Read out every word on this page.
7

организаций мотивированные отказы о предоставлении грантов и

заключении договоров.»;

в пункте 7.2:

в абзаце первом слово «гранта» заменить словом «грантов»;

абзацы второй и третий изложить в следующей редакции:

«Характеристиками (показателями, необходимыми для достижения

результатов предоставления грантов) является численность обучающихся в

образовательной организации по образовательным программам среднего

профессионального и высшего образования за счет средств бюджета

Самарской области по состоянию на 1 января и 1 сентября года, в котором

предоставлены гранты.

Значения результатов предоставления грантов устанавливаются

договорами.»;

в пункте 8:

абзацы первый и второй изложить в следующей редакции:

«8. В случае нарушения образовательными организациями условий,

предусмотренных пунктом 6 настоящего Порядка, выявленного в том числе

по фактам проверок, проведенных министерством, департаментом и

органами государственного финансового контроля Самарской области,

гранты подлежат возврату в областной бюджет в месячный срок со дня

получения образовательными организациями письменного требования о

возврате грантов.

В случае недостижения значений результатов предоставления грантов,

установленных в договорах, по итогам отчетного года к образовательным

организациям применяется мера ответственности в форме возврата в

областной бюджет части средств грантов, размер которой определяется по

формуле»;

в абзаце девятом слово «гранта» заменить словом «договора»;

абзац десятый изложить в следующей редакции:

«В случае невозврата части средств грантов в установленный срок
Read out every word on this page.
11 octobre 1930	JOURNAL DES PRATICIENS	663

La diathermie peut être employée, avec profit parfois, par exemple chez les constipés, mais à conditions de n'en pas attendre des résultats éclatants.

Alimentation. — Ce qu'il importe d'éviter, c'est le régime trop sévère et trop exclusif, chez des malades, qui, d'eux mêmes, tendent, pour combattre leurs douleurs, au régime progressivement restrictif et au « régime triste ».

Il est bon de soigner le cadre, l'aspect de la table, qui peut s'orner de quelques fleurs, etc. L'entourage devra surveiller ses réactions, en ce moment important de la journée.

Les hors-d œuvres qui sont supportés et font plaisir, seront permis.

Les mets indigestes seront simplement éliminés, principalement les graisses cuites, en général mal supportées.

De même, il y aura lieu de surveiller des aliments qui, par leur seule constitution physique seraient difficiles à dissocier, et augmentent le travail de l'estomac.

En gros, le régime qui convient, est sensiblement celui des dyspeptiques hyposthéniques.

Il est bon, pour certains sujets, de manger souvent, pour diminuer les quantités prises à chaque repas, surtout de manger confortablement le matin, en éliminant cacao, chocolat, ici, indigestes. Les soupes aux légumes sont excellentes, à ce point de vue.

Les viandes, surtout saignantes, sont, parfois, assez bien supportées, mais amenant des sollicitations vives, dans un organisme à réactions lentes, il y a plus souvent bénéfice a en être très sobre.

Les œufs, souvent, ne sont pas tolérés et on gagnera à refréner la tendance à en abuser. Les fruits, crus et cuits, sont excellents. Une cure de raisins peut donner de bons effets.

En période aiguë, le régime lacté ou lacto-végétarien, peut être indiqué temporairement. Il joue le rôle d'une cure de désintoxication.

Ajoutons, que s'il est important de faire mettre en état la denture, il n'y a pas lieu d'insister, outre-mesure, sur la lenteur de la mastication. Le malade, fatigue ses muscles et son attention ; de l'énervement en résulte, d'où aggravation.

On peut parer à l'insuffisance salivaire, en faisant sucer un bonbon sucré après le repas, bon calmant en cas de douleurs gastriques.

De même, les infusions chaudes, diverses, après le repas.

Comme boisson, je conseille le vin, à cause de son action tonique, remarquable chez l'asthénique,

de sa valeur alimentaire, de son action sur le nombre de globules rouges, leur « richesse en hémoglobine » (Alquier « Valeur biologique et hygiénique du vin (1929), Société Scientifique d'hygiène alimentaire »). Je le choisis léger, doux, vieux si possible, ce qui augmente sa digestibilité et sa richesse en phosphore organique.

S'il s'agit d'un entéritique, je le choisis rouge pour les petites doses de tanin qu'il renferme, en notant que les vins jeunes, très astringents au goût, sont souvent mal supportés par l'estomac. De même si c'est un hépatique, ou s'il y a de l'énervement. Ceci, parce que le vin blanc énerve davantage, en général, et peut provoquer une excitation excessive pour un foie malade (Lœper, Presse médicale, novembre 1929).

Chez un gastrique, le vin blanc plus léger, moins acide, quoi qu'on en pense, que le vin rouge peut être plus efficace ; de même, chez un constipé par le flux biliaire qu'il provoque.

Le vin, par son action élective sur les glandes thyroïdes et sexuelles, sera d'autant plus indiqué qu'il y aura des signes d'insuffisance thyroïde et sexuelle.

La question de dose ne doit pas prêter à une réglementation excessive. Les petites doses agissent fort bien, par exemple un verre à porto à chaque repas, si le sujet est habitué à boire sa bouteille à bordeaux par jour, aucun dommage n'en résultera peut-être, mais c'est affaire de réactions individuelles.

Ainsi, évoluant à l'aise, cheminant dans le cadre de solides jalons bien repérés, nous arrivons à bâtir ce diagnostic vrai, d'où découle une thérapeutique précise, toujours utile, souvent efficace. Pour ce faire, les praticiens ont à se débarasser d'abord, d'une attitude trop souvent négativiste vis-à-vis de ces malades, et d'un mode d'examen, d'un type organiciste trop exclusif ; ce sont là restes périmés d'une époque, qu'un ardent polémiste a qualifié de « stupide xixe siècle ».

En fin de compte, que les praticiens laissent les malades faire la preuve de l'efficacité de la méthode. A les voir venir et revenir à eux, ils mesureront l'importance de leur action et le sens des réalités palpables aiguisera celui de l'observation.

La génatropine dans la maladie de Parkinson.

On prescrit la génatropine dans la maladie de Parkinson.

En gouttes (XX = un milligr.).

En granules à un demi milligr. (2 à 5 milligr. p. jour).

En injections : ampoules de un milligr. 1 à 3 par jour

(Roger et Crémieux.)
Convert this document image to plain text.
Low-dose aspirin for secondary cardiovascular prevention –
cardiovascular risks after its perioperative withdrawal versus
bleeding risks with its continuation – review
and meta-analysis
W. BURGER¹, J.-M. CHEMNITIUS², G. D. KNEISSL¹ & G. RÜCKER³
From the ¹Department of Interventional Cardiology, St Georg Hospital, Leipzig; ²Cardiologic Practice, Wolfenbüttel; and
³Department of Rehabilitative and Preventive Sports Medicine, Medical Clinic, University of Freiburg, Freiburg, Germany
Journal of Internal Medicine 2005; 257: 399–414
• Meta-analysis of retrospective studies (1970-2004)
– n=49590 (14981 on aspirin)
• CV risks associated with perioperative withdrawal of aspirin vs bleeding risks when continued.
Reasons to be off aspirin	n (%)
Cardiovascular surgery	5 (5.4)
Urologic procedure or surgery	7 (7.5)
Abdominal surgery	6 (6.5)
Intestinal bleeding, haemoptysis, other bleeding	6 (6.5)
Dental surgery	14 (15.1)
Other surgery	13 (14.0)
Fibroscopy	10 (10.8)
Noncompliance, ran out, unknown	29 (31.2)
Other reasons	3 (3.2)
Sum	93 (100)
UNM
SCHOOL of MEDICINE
------------------------------------------------------------------------
The exercise: Find the line containing "Convert this document image to plain text.", then output it and every line after it to the end of the data, exactly.

Result:
Convert this document image to plain text.
Low-dose aspirin for secondary cardiovascular prevention –
cardiovascular risks after its perioperative withdrawal versus
bleeding risks with its continuation – review
and meta-analysis
W. BURGER¹, J.-M. CHEMNITIUS², G. D. KNEISSL¹ & G. RÜCKER³
From the ¹Department of Interventional Cardiology, St Georg Hospital, Leipzig; ²Cardiologic Practice, Wolfenbüttel; and
³Department of Rehabilitative and Preventive Sports Medicine, Medical Clinic, University of Freiburg, Freiburg, Germany
Journal of Internal Medicine 2005; 257: 399–414
• Meta-analysis of retrospective studies (1970-2004)
– n=49590 (14981 on aspirin)
• CV risks associated with perioperative withdrawal of aspirin vs bleeding risks when continued.
Reasons to be off aspirin	n (%)
Cardiovascular surgery	5 (5.4)
Urologic procedure or surgery	7 (7.5)
Abdominal surgery	6 (6.5)
Intestinal bleeding, haemoptysis, other bleeding	6 (6.5)
Dental surgery	14 (15.1)
Other surgery	13 (14.0)
Fibroscopy	10 (10.8)
Noncompliance, ran out, unknown	29 (31.2)
Other reasons	3 (3.2)
Sum	93 (100)
UNM
SCHOOL of MEDICINE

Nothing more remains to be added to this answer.